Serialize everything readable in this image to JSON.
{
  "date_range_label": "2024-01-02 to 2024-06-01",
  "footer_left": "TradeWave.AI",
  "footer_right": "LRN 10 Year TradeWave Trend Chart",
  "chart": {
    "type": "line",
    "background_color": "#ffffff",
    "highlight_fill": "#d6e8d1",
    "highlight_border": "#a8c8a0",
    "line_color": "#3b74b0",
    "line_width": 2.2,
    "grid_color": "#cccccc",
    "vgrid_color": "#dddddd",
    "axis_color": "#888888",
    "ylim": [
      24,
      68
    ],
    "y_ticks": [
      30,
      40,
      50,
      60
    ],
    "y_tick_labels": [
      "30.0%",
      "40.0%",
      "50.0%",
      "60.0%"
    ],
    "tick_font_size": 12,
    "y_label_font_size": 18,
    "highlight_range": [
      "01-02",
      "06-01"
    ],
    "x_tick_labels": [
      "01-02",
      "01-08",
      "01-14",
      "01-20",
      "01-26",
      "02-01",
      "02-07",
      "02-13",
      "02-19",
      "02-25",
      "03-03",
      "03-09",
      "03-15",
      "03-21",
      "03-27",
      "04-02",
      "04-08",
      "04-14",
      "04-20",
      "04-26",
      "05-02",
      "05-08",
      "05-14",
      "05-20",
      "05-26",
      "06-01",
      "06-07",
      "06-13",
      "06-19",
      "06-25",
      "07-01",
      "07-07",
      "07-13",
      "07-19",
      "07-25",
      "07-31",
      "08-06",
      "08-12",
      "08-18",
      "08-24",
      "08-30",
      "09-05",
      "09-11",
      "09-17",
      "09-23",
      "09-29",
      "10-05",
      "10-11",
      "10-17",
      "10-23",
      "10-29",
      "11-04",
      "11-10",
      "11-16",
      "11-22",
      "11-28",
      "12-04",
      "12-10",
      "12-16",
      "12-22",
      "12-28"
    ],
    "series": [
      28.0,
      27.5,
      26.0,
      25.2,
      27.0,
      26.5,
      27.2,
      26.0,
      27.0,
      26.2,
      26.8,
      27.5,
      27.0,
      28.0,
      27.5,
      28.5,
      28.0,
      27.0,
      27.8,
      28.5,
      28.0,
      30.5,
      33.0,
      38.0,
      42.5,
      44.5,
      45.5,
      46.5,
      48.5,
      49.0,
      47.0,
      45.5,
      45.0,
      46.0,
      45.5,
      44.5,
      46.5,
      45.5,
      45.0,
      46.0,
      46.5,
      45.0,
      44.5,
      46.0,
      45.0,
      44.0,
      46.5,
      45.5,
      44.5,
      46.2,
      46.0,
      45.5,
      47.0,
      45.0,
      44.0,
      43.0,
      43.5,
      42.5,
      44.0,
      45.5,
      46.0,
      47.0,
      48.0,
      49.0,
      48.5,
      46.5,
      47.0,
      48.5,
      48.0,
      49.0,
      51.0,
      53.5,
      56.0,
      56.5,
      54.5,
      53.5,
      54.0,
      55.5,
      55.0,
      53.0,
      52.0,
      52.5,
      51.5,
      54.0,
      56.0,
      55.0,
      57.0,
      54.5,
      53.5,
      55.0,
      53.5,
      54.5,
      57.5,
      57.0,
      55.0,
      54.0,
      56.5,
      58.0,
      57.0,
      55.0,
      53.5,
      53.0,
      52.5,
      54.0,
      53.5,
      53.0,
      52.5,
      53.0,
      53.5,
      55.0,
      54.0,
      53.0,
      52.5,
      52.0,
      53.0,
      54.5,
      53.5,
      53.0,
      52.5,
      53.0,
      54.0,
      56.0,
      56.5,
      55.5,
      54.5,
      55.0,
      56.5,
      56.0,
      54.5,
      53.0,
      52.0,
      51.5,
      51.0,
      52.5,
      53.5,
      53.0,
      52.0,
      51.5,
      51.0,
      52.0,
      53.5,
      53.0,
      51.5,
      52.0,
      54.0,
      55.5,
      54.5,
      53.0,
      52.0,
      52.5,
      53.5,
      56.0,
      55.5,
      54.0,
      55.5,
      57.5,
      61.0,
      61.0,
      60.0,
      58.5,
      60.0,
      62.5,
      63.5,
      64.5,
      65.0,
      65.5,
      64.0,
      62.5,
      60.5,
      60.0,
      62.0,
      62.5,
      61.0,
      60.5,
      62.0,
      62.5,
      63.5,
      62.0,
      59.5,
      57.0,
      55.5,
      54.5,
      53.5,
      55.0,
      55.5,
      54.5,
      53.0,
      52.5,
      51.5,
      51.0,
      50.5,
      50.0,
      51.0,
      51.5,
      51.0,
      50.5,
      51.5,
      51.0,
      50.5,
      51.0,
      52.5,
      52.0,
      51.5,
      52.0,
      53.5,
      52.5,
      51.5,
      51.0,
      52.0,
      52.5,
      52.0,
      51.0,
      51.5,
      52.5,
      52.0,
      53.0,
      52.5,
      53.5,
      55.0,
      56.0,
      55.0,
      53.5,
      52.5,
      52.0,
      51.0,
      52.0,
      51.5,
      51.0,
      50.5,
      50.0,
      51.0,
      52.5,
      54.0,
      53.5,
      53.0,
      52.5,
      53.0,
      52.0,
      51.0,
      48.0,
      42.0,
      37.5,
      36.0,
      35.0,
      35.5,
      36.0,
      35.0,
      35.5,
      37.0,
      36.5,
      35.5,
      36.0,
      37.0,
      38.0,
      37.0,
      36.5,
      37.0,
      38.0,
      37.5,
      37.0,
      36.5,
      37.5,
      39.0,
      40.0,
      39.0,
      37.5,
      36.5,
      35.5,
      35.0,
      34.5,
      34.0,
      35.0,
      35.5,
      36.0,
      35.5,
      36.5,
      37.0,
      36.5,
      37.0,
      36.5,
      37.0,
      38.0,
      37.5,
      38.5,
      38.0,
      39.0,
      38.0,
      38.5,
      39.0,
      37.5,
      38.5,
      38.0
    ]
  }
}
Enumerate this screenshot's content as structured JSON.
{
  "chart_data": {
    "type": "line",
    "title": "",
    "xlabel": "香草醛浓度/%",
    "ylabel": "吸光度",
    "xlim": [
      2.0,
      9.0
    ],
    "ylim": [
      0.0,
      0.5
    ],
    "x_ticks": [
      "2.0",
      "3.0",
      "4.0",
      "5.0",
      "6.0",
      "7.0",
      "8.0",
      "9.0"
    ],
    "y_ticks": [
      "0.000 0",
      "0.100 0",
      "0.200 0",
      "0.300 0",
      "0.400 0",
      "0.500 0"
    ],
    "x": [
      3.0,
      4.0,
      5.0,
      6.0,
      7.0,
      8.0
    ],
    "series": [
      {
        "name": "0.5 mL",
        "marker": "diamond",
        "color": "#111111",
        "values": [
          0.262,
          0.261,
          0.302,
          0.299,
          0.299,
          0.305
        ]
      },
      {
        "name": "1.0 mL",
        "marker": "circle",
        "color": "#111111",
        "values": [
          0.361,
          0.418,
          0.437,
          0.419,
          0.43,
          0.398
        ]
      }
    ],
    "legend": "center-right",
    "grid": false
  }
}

— SHORT TASK —
Check each line of the records for the word "TradeWave", and show the lines that contain it.

— RESPONSE TO THIS EXERCISE —
  "footer_left": "TradeWave.AI",
  "footer_right": "LRN 10 Year TradeWave Trend Chart",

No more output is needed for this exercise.